(Items from a document page collection)
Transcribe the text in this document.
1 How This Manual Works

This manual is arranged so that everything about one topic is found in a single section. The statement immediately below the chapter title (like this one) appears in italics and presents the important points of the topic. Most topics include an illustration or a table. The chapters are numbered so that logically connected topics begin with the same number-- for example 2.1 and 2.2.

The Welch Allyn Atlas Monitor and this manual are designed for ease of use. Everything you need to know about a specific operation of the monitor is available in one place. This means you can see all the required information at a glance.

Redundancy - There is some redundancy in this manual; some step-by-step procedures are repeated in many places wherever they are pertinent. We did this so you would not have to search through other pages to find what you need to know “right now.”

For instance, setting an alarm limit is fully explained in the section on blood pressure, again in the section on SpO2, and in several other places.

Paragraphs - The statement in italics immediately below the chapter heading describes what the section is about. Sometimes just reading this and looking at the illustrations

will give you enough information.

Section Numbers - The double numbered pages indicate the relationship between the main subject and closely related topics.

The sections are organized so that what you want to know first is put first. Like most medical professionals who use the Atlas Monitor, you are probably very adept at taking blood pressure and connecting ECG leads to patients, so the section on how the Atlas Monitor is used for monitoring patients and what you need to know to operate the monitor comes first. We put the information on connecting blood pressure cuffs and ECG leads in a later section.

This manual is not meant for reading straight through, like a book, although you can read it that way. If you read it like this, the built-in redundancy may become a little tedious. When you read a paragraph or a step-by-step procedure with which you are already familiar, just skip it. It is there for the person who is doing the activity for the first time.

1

**Task prompt**
A single figure is all that is needed: the number of lines above that contain the string "chapter".

**Response to this task**
2